• [What the exercise asks] Keep the wording of the records intact as you retype them, and omit every image.

• [Stored data]
+--
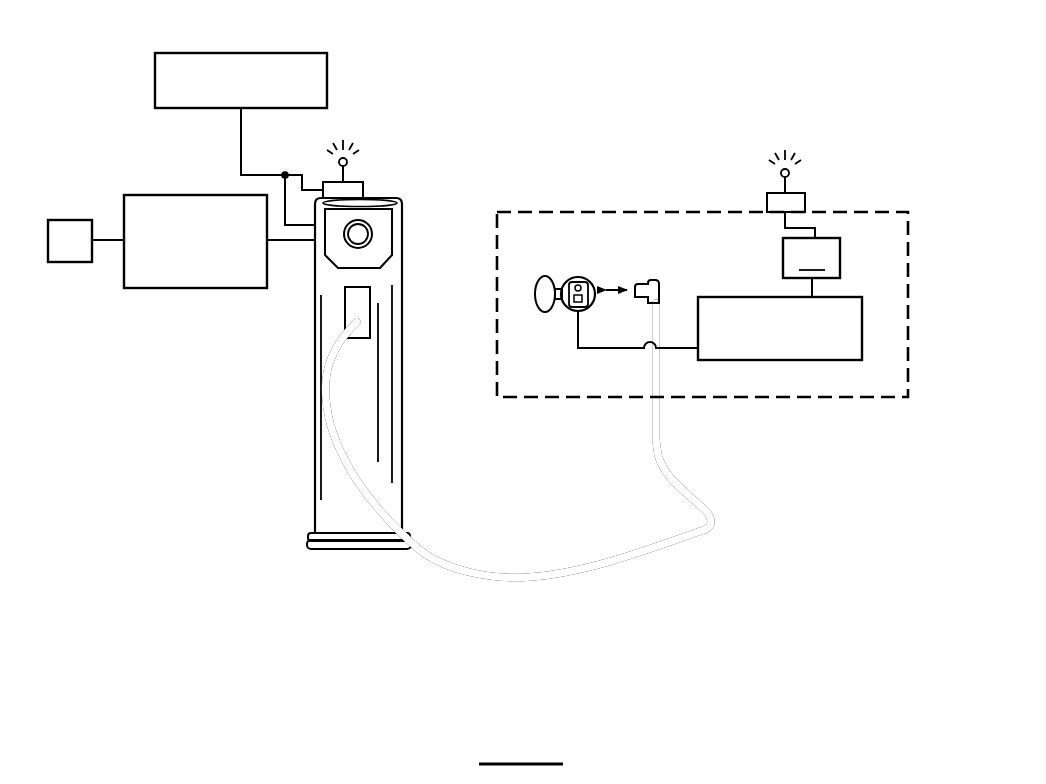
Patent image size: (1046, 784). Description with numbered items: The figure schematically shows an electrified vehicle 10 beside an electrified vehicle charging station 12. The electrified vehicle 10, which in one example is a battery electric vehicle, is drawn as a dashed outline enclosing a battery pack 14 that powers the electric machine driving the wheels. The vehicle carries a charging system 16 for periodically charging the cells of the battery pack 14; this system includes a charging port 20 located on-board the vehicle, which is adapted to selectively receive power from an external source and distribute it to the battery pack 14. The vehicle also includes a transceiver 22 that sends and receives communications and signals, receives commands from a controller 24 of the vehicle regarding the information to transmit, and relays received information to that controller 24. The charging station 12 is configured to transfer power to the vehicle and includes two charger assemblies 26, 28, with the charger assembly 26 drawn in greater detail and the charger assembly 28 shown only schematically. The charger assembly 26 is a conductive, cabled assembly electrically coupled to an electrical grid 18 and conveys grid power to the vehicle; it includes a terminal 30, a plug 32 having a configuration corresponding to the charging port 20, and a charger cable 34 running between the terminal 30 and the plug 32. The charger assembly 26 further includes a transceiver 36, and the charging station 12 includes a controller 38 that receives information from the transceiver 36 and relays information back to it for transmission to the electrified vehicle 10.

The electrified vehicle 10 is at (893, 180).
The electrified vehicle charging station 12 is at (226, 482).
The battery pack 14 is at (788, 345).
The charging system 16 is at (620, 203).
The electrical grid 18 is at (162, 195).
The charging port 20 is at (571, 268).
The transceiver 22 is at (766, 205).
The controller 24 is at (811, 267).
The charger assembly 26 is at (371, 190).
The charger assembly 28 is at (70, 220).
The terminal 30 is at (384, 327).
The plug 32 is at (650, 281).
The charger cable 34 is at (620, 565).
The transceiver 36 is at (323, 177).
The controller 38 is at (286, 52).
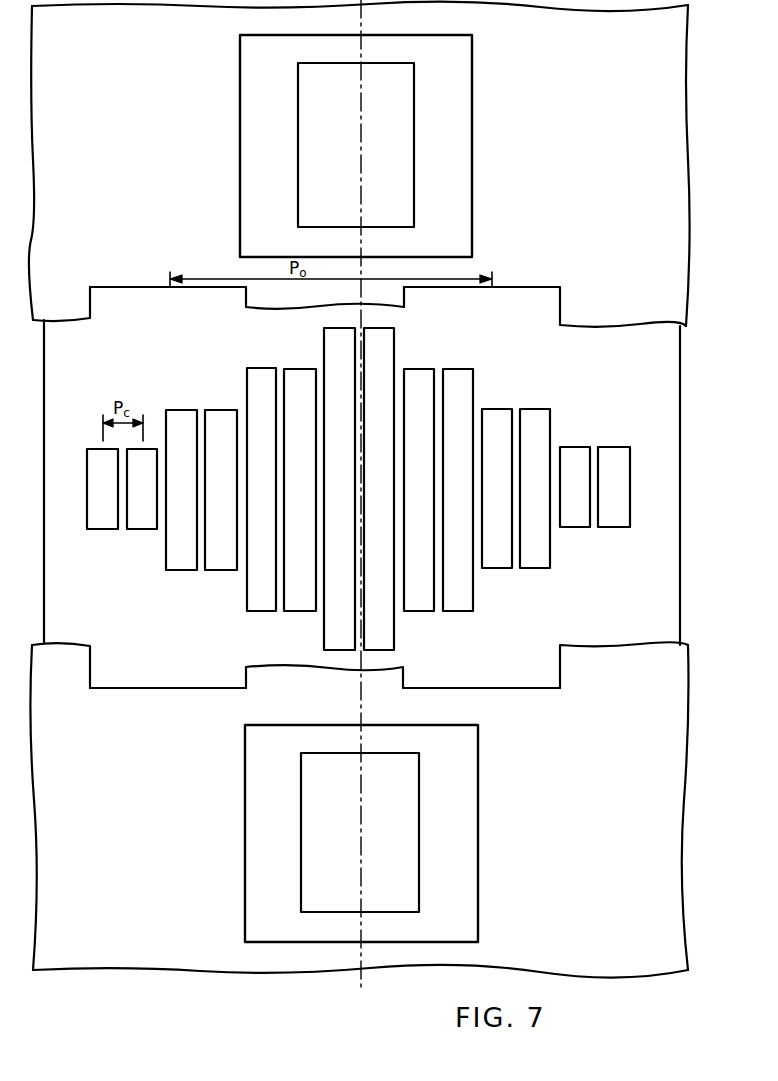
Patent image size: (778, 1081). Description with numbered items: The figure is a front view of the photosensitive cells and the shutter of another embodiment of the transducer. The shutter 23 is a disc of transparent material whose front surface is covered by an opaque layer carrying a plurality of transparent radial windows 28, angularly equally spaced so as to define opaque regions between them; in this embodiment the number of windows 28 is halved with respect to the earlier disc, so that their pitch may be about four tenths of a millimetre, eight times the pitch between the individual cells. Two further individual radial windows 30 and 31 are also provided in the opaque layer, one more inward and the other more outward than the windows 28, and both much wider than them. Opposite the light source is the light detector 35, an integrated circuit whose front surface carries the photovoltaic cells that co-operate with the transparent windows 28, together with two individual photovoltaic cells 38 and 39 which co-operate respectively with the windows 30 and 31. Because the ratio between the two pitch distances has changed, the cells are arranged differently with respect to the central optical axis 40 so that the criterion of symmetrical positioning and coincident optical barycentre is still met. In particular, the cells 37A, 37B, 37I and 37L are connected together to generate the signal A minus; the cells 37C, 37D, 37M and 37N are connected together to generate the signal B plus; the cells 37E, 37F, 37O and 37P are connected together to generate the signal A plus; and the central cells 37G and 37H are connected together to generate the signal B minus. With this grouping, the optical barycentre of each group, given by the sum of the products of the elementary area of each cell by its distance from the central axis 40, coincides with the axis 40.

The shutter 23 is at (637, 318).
+--
• [Answer box]
Patent image size: (1046, 784). Description with numbered items: The figure schematically shows an electrified vehicle 10 beside an electrified vehicle charging station 12. The electrified vehicle 10, which in one example is a battery electric vehicle, is drawn as a dashed outline enclosing a battery pack 14 that powers the electric machine driving the wheels. The vehicle carries a charging system 16 for periodically charging the cells of the battery pack 14; this system includes a charging port 20 located on-board the vehicle, which is adapted to selectively receive power from an external source and distribute it to the battery pack 14. The vehicle also includes a transceiver 22 that sends and receives communications and signals, receives commands from a controller 24 of the vehicle regarding the information to transmit, and relays received information to that controller 24. The charging station 12 is configured to transfer power to the vehicle and includes two charger assemblies 26, 28, with the charger assembly 26 drawn in greater detail and the charger assembly 28 shown only schematically. The charger assembly 26 is a conductive, cabled assembly electrically coupled to an electrical grid 18 and conveys grid power to the vehicle; it includes a terminal 30, a plug 32 having a configuration corresponding to the charging port 20, and a charger cable 34 running between the terminal 30 and the plug 32. The charger assembly 26 further includes a transceiver 36, and the charging station 12 includes a controller 38 that receives information from the transceiver 36 and relays information back to it for transmission to the electrified vehicle 10.

The electrified vehicle 10 is at (893, 180).
The electrified vehicle charging station 12 is at (226, 482).
The battery pack 14 is at (788, 345).
The charging system 16 is at (620, 203).
The electrical grid 18 is at (162, 195).
The charging port 20 is at (571, 268).
The transceiver 22 is at (766, 205).
The controller 24 is at (811, 267).
The charger assembly 26 is at (371, 190).
The charger assembly 28 is at (70, 220).
The terminal 30 is at (384, 327).
The plug 32 is at (650, 281).
The charger cable 34 is at (620, 565).
The transceiver 36 is at (323, 177).
The controller 38 is at (286, 52).
Patent image size: (778, 1081). Description with numbered items: The figure is a front view of the photosensitive cells and the shutter of another embodiment of the transducer. The shutter 23 is a disc of transparent material whose front surface is covered by an opaque layer carrying a plurality of transparent radial windows 28, angularly equally spaced so as to define opaque regions between them; in this embodiment the number of windows 28 is halved with respect to the earlier disc, so that their pitch may be about four tenths of a millimetre, eight times the pitch between the individual cells. Two further individual radial windows 30 and 31 are also provided in the opaque layer, one more inward and the other more outward than the windows 28, and both much wider than them. Opposite the light source is the light detector 35, an integrated circuit whose front surface carries the photovoltaic cells that co-operate with the transparent windows 28, together with two individual photovoltaic cells 38 and 39 which co-operate respectively with the windows 30 and 31. Because the ratio between the two pitch distances has changed, the cells are arranged differently with respect to the central optical axis 40 so that the criterion of symmetrical positioning and coincident optical barycentre is still met. In particular, the cells 37A, 37B, 37I and 37L are connected together to generate the signal A minus; the cells 37C, 37D, 37M and 37N are connected together to generate the signal B plus; the cells 37E, 37F, 37O and 37P are connected together to generate the signal A plus; and the central cells 37G and 37H are connected together to generate the signal B minus. With this grouping, the optical barycentre of each group, given by the sum of the products of the elementary area of each cell by its distance from the central axis 40, coincides with the axis 40.

The shutter 23 is at (637, 318).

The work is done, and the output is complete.